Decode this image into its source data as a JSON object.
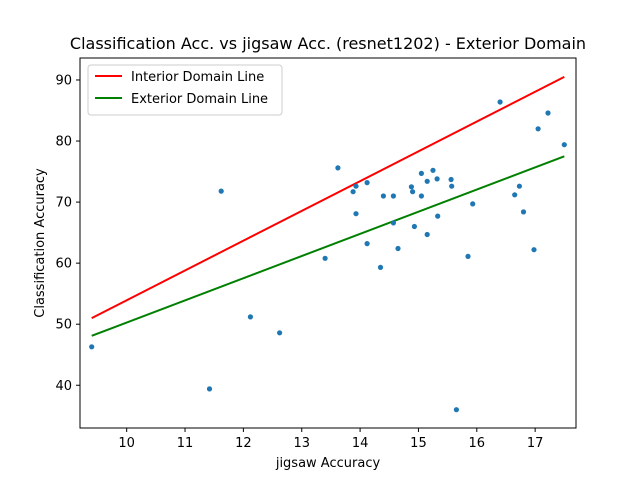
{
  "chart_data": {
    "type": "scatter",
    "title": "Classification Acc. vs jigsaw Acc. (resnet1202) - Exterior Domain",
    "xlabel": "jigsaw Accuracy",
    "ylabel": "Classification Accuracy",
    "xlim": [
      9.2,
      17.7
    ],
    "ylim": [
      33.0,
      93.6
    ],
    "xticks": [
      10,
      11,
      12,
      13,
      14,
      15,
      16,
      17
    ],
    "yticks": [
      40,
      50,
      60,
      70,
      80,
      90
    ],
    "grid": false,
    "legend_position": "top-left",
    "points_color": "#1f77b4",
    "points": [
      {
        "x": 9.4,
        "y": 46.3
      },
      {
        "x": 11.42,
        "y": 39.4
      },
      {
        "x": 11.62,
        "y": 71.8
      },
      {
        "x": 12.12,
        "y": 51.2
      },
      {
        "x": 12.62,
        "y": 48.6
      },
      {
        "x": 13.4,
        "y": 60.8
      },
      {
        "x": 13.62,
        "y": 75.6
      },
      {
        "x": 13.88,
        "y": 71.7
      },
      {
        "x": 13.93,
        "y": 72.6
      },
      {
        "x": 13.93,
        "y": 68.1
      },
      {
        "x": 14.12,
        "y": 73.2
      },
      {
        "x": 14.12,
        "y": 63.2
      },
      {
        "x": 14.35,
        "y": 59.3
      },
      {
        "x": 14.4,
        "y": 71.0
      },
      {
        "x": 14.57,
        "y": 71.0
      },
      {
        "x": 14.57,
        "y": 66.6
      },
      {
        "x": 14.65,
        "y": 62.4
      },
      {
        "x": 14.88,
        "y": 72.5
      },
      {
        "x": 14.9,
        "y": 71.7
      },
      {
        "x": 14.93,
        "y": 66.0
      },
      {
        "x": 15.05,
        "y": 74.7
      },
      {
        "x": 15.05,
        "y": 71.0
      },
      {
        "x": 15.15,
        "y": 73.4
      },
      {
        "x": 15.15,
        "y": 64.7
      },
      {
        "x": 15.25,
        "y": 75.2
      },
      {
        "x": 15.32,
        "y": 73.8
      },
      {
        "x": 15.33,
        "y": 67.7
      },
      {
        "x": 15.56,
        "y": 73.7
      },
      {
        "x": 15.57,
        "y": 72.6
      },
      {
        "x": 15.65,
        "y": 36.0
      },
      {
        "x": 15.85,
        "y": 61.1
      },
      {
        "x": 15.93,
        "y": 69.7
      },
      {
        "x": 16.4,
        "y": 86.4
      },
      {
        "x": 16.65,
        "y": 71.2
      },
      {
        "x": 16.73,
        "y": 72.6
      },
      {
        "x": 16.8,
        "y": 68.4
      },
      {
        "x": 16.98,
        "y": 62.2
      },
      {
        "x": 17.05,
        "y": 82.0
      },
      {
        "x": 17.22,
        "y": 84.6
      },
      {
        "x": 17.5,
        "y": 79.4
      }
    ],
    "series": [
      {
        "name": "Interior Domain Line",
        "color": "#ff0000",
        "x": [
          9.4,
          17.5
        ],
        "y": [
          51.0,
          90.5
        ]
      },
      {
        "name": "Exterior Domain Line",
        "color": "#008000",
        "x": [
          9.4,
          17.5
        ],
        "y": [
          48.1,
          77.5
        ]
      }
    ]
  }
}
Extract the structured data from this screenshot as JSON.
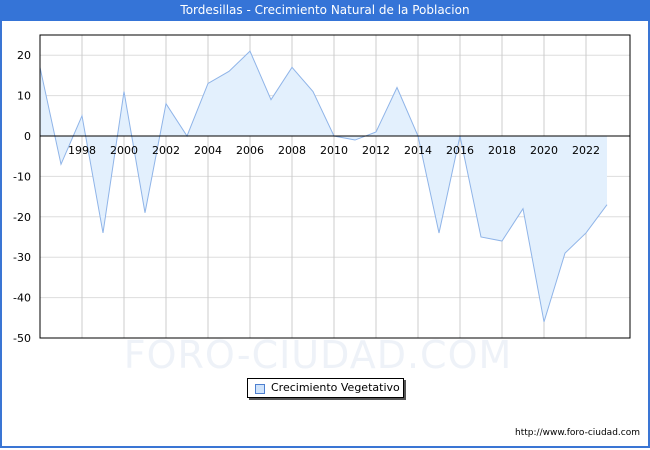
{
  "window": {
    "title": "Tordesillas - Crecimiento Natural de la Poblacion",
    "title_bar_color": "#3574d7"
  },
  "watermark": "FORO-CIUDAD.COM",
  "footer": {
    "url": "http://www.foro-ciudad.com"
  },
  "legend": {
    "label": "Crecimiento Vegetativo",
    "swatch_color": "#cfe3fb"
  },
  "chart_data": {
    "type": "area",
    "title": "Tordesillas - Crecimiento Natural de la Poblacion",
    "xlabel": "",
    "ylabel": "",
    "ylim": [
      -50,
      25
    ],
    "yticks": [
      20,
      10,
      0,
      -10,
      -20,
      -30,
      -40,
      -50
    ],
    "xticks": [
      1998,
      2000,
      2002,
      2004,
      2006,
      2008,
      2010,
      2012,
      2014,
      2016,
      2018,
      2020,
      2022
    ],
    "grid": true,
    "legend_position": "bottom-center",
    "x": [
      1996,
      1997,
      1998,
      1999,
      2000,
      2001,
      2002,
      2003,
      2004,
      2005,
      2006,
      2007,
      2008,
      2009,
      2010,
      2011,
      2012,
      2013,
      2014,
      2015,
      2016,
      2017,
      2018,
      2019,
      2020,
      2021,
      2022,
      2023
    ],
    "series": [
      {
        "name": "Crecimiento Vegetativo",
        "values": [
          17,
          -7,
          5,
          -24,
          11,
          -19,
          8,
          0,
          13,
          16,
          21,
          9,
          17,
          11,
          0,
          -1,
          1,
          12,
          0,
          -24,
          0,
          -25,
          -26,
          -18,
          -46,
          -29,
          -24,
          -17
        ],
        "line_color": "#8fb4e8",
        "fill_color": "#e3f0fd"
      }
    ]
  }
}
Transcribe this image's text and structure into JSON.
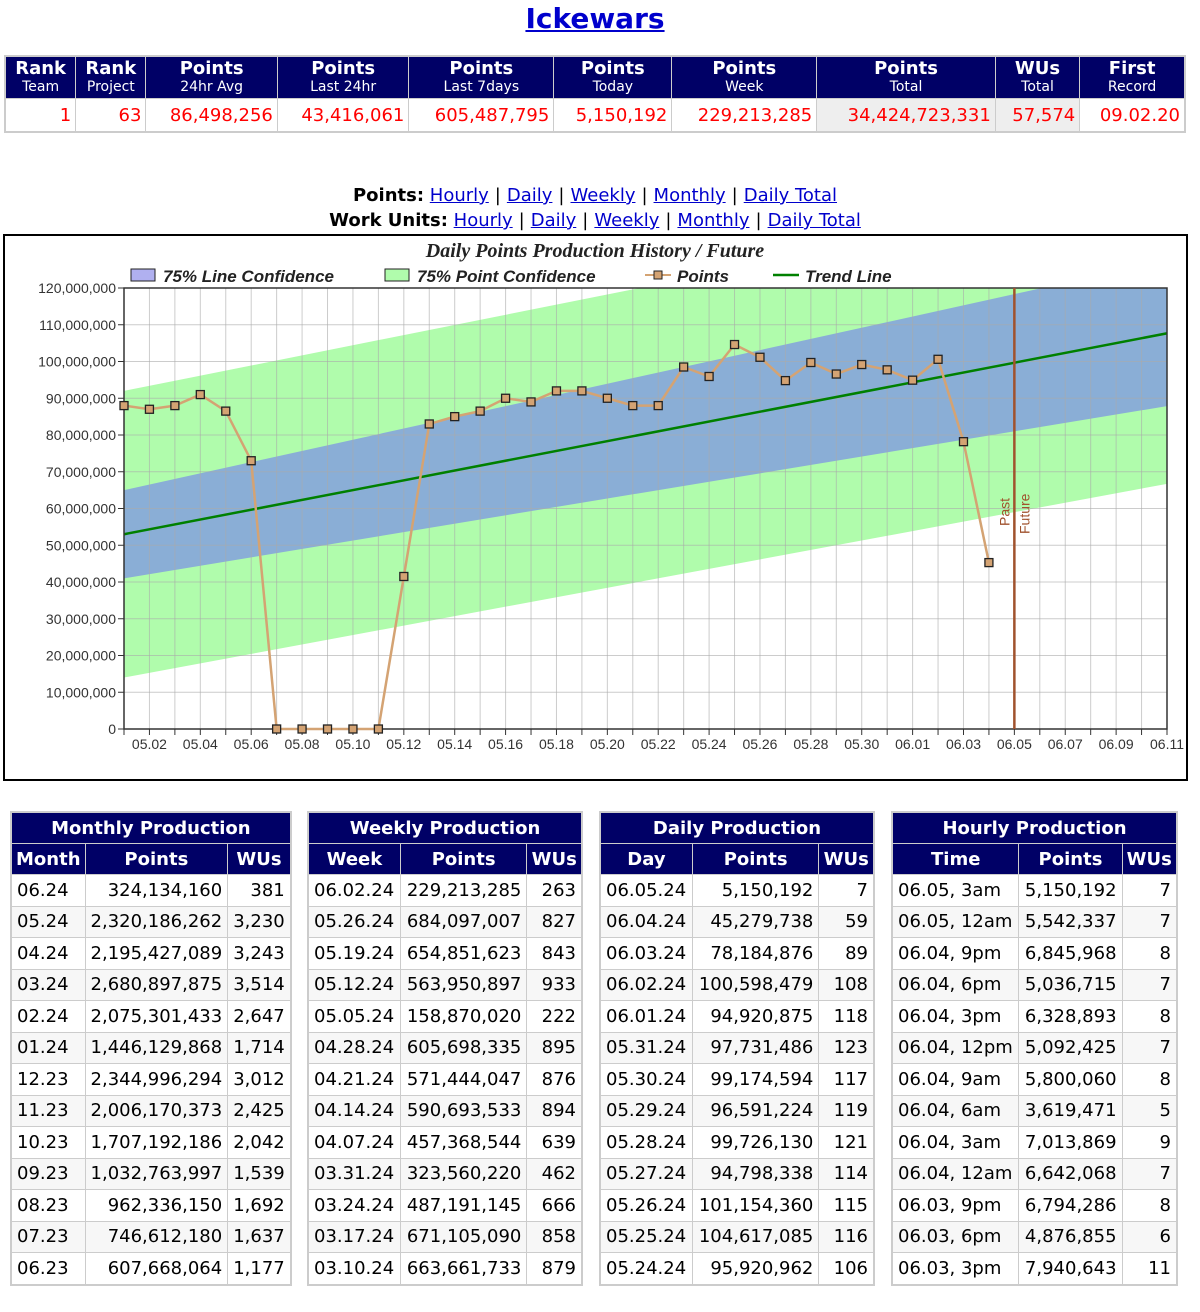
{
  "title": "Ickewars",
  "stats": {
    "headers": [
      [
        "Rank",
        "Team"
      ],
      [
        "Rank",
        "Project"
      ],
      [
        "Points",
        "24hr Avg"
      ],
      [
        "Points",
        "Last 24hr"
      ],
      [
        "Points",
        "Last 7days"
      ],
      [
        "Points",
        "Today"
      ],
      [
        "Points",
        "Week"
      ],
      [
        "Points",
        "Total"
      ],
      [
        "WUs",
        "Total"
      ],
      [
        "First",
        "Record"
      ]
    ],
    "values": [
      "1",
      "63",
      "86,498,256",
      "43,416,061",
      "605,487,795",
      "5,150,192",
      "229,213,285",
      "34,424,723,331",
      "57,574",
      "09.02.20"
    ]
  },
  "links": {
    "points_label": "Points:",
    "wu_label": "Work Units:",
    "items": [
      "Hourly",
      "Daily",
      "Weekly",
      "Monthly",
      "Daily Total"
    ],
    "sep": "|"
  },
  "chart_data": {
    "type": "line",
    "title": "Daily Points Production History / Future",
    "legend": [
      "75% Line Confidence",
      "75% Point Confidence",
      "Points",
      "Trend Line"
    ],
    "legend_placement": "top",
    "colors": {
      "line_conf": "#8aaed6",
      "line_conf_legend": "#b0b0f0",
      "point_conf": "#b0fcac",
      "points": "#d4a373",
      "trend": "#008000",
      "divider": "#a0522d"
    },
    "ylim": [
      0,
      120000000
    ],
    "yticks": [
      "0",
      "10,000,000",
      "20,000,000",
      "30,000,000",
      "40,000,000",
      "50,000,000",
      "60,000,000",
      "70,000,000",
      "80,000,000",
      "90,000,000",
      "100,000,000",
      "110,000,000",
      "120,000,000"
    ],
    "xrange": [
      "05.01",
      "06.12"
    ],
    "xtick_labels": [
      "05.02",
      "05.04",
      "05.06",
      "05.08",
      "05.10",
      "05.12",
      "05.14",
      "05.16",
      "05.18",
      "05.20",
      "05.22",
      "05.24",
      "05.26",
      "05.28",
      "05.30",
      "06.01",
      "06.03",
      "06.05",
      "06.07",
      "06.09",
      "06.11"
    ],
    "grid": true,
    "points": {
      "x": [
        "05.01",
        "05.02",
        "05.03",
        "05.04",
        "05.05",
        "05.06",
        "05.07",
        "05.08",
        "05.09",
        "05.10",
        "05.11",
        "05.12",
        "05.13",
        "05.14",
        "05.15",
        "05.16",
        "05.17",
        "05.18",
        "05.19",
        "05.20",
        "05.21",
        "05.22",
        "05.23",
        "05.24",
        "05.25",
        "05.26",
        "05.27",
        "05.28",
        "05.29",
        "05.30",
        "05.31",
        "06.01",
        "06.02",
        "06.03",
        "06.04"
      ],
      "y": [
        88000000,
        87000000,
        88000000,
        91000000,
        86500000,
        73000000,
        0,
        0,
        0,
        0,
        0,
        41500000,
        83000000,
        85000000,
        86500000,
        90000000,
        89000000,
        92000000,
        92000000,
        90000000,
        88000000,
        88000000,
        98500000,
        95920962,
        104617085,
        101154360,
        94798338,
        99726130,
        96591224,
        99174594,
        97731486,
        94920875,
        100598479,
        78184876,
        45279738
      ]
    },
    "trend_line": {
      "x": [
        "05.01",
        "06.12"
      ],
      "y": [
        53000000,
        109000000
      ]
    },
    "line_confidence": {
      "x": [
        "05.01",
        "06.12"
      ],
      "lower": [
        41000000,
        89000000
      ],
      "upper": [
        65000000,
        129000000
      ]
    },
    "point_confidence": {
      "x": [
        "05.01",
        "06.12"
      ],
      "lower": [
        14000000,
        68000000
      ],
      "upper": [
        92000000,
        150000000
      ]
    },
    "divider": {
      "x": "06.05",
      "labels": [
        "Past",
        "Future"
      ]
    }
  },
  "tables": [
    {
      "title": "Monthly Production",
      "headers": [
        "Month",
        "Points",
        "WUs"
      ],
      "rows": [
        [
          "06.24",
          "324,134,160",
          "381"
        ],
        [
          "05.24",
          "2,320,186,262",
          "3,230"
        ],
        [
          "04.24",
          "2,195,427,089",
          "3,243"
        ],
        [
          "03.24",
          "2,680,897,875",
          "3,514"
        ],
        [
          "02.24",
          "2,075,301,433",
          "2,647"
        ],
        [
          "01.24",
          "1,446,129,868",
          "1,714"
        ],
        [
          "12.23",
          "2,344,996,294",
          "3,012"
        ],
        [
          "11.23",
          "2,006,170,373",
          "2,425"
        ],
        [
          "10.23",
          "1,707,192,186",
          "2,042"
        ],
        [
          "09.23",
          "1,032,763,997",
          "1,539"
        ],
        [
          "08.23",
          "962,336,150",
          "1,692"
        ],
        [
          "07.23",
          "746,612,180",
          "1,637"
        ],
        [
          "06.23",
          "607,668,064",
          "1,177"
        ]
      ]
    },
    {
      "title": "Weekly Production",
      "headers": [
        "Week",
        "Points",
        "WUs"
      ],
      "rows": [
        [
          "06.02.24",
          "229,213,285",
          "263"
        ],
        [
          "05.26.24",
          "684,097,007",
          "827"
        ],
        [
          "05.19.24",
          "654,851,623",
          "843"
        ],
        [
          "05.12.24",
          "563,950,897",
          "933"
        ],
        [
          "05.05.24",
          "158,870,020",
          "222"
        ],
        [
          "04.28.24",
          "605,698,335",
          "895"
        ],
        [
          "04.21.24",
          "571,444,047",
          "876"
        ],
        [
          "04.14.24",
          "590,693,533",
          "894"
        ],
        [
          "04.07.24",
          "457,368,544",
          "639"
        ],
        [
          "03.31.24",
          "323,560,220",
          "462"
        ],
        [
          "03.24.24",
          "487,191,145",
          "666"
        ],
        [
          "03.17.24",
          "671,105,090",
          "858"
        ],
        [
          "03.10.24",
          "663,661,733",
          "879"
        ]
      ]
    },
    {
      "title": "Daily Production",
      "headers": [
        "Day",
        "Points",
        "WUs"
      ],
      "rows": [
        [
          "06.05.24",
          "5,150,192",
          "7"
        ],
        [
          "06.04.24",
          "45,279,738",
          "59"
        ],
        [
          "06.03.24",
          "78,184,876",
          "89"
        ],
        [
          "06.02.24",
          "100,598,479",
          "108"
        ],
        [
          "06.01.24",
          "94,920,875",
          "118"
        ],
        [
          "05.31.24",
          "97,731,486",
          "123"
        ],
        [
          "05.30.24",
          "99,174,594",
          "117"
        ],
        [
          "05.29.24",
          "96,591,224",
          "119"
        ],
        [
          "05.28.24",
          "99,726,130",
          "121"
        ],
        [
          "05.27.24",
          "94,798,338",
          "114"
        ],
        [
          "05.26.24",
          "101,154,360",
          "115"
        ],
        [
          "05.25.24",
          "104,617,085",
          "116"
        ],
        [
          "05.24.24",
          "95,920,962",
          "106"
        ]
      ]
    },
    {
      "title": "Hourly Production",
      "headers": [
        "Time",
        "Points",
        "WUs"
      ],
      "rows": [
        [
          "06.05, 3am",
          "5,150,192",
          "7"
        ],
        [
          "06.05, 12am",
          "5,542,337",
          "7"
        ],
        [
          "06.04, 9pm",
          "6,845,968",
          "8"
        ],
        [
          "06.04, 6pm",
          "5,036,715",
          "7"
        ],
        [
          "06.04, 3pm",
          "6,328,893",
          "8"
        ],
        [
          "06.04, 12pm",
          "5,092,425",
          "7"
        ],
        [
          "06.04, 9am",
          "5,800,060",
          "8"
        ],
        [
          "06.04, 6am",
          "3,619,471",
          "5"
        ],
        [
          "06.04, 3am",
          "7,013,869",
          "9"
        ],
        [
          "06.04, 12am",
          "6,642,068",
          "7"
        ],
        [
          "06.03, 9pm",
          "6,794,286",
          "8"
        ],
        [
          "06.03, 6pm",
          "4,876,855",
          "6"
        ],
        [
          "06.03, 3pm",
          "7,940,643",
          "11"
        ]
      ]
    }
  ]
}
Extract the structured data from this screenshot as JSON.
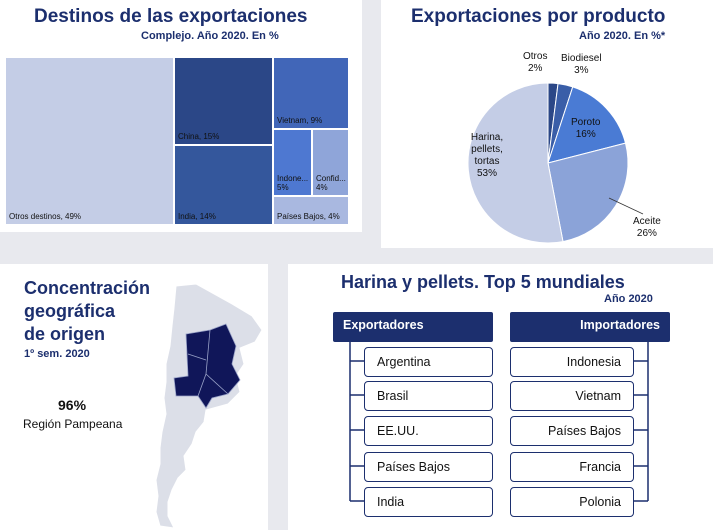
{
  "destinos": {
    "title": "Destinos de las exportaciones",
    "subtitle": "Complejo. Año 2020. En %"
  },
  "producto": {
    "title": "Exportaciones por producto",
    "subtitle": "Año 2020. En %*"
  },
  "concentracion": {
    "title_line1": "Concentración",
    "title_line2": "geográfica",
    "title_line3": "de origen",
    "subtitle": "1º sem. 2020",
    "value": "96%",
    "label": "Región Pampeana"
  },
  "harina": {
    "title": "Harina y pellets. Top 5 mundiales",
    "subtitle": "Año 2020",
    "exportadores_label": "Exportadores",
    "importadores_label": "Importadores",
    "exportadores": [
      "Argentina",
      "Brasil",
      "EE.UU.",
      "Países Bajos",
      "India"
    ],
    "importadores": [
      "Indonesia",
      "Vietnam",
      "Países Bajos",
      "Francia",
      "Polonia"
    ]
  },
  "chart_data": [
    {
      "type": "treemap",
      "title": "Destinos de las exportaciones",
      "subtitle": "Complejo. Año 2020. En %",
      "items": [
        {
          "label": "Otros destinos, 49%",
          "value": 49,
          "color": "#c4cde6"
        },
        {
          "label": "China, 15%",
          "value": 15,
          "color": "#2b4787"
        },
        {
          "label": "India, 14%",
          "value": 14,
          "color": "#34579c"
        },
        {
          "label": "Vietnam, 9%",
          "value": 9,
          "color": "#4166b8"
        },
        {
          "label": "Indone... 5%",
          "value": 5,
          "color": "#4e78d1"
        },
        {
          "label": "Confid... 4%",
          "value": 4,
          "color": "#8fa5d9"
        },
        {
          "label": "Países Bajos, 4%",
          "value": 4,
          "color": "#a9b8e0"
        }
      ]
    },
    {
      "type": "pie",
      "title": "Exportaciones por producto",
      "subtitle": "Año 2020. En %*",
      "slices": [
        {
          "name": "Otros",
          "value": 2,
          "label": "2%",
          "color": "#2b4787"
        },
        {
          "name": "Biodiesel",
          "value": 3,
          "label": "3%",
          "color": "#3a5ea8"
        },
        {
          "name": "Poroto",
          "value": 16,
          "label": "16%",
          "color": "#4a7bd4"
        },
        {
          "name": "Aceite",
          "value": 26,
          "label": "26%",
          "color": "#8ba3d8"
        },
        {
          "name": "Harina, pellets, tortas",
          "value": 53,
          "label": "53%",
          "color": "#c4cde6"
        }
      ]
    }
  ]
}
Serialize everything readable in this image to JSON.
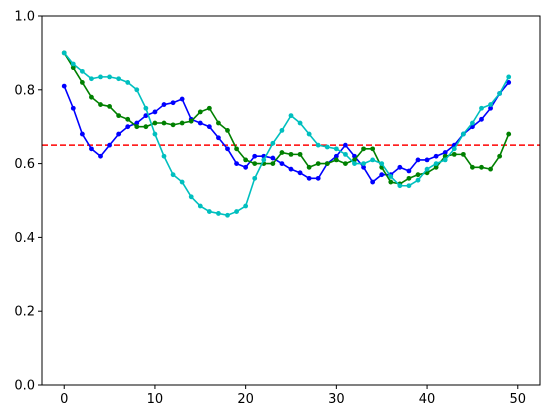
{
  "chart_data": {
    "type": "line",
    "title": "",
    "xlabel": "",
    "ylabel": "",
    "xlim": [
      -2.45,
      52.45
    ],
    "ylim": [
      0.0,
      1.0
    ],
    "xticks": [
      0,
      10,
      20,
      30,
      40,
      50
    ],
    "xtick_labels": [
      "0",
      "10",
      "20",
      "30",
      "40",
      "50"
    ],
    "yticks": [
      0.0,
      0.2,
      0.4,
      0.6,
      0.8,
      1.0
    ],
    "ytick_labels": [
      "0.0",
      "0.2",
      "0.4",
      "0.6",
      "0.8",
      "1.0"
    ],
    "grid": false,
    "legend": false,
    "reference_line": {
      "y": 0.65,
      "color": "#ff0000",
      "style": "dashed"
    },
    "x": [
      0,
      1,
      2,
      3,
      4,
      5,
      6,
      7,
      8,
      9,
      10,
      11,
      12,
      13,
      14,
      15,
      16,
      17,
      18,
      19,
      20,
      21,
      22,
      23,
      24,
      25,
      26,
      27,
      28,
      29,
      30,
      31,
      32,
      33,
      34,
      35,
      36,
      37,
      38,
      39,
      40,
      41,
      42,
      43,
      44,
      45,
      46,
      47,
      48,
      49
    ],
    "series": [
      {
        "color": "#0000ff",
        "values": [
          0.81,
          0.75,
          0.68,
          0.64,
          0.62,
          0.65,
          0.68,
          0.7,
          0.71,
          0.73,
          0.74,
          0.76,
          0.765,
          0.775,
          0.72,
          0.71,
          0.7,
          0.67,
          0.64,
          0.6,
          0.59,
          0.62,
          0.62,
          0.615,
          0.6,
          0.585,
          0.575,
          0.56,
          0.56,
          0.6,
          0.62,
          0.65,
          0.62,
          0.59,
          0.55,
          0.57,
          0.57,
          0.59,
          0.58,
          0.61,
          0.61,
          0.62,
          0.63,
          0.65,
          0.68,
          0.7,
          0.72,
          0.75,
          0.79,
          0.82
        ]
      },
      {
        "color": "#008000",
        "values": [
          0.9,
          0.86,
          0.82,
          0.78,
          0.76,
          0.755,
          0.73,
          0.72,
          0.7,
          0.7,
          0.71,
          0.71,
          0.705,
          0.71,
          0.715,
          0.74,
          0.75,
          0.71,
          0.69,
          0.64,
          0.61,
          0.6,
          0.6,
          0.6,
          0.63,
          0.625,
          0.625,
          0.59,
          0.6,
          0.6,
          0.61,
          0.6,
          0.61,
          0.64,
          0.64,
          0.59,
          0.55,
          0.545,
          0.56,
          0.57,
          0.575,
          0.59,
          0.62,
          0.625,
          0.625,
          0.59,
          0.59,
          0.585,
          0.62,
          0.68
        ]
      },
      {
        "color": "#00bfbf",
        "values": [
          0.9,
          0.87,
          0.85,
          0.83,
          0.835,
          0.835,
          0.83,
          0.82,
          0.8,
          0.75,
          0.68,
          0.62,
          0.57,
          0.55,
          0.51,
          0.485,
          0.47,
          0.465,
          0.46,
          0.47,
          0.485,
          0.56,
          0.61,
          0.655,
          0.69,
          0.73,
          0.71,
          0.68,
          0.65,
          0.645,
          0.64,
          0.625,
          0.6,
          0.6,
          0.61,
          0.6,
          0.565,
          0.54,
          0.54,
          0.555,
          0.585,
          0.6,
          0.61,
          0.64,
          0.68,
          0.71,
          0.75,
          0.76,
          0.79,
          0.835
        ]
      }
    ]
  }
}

[Request] State the number of lines in the preceding entries that include the word "Exterior". Provide nothing else.

[Task solution] 2